### TASK DETAILS:
Find each line with the string "Investments" and report it.

┄┄┄┄┄┄

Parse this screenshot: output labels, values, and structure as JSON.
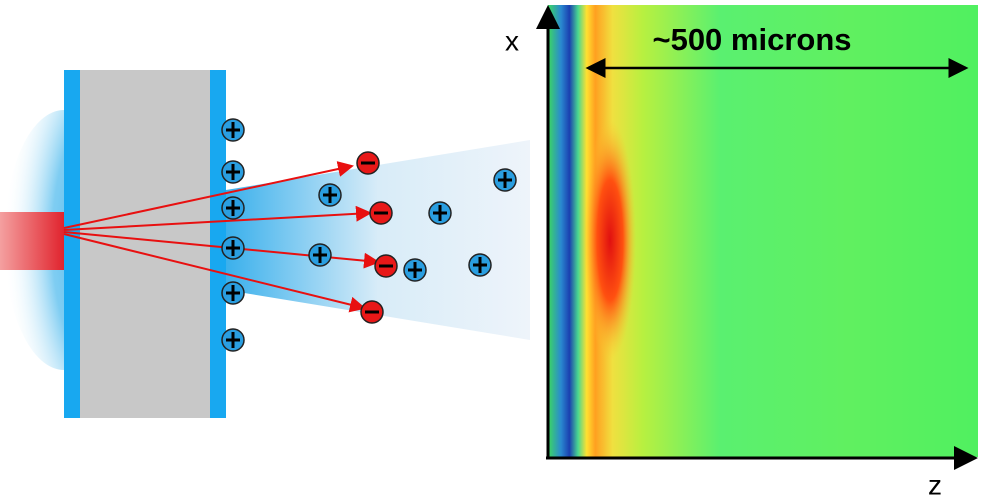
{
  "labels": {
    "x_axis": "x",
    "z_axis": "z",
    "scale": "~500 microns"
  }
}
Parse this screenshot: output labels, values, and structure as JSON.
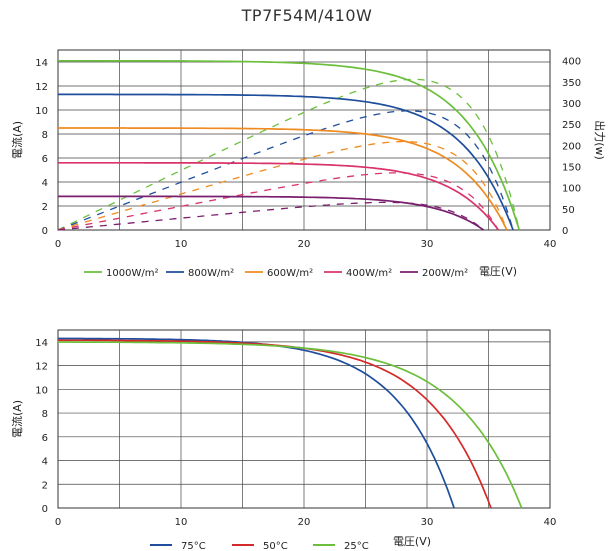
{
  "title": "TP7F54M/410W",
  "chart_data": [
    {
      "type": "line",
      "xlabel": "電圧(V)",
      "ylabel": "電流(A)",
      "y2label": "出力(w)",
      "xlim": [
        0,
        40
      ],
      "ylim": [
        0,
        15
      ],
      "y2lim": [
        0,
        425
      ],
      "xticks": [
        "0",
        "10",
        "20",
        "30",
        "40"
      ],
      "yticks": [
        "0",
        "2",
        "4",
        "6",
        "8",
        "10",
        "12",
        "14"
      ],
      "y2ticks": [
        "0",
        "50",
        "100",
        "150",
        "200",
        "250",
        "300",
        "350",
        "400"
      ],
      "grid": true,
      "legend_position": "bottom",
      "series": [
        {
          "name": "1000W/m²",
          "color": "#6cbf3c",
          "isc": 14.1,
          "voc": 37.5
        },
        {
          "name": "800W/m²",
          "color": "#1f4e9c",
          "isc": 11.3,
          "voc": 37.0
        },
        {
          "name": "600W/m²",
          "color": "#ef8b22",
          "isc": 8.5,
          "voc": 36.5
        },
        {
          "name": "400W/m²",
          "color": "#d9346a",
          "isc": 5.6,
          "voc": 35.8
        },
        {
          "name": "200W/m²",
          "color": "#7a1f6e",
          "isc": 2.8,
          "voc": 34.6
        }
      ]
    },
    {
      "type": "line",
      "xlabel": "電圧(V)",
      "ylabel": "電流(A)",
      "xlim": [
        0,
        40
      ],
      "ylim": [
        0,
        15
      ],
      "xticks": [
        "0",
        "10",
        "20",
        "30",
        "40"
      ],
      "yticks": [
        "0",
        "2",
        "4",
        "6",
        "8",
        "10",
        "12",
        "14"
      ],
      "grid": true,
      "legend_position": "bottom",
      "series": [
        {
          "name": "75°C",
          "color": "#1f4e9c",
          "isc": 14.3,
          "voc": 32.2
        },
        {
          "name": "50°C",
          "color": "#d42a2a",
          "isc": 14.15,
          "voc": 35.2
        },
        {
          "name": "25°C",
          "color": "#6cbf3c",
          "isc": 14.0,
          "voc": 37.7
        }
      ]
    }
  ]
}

┄┄┄┄┄┄

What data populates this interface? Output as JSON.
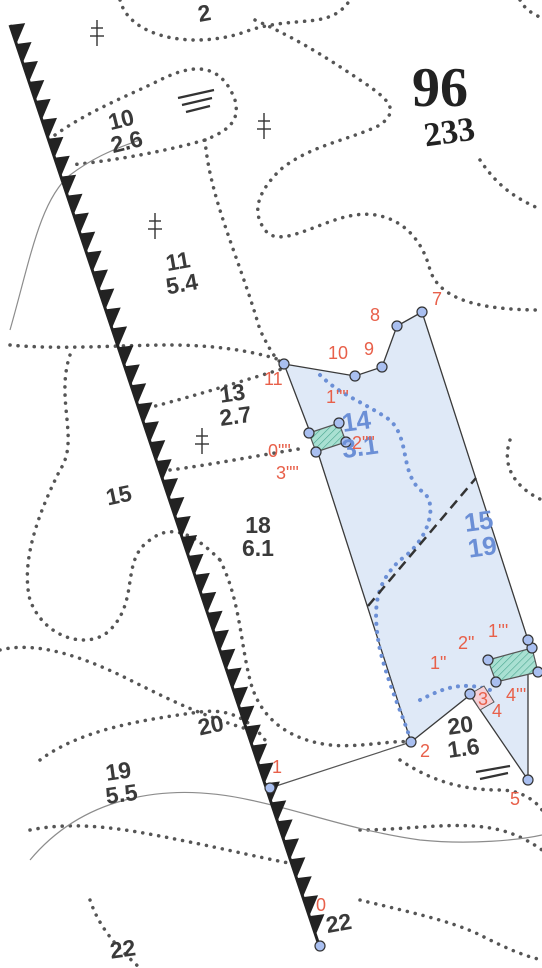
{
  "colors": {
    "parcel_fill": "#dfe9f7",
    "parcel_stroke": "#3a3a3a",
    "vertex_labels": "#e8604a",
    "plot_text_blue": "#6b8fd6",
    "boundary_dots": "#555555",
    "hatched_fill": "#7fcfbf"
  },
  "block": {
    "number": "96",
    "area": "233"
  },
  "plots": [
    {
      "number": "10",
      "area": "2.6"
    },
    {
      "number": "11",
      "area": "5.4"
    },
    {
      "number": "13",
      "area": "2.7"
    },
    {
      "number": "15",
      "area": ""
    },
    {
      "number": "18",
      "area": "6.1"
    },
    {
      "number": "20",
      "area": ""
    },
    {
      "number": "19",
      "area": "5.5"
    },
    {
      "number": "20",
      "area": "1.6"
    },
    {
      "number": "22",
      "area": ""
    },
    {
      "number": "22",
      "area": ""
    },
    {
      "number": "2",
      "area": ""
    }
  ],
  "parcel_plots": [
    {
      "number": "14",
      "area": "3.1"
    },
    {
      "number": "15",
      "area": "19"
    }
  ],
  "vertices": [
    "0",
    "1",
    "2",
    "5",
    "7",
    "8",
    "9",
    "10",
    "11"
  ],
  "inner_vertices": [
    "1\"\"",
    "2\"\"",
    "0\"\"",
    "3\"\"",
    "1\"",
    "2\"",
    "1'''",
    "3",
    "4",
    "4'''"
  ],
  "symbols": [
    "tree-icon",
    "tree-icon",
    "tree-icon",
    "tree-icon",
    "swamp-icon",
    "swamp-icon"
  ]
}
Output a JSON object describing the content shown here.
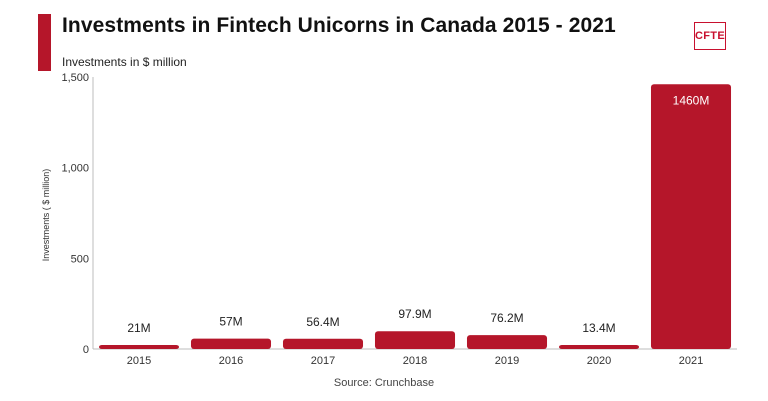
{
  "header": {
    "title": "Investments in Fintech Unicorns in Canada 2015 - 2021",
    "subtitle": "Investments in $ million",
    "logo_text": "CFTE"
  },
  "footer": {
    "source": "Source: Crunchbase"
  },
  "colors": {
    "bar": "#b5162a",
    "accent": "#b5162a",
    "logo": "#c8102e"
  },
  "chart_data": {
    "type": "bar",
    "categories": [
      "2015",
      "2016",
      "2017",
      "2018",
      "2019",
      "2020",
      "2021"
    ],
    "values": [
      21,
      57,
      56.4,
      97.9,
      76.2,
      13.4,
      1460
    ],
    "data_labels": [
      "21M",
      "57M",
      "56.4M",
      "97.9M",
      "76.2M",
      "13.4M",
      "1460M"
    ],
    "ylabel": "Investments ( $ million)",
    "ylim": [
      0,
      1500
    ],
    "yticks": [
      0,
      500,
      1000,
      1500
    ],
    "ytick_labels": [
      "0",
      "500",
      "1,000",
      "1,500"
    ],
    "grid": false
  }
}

┄┄┄┄┄┄

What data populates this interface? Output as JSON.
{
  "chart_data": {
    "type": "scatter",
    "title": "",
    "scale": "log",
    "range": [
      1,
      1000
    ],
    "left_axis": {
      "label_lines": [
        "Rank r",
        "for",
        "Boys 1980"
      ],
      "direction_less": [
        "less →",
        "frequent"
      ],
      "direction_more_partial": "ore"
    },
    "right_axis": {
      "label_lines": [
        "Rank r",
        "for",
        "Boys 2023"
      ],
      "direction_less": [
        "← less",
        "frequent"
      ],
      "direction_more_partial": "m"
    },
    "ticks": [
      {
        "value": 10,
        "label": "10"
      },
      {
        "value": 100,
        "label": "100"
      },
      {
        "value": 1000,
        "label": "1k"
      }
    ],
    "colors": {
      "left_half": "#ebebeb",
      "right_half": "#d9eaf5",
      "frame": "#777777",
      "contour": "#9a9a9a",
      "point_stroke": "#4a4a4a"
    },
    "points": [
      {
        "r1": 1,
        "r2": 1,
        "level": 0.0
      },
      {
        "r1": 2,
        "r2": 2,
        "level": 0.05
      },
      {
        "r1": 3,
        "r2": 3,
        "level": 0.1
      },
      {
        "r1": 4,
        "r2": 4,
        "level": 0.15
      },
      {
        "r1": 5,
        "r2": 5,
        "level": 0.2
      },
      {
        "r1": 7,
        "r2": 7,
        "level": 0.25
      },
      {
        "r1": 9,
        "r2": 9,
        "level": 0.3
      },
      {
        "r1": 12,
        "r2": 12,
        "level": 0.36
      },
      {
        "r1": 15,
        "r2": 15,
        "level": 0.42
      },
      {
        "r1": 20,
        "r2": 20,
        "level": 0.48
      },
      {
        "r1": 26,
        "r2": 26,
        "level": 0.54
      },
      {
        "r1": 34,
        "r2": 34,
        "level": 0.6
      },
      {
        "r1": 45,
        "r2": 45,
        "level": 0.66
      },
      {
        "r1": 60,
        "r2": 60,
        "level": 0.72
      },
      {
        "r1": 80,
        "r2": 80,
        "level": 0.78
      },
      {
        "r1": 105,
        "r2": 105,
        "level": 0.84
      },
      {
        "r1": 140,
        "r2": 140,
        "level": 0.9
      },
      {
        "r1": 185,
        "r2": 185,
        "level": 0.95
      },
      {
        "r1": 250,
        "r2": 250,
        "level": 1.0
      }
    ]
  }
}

┄┄┄┄┄┄

### WRITTEN SOLUTION:
    "title": "Investments in Fintech Unicorns in Canada 2015 - 2021",
    "subtitle": "Investments in $ million",
    "ylabel": "Investments ( $ million)",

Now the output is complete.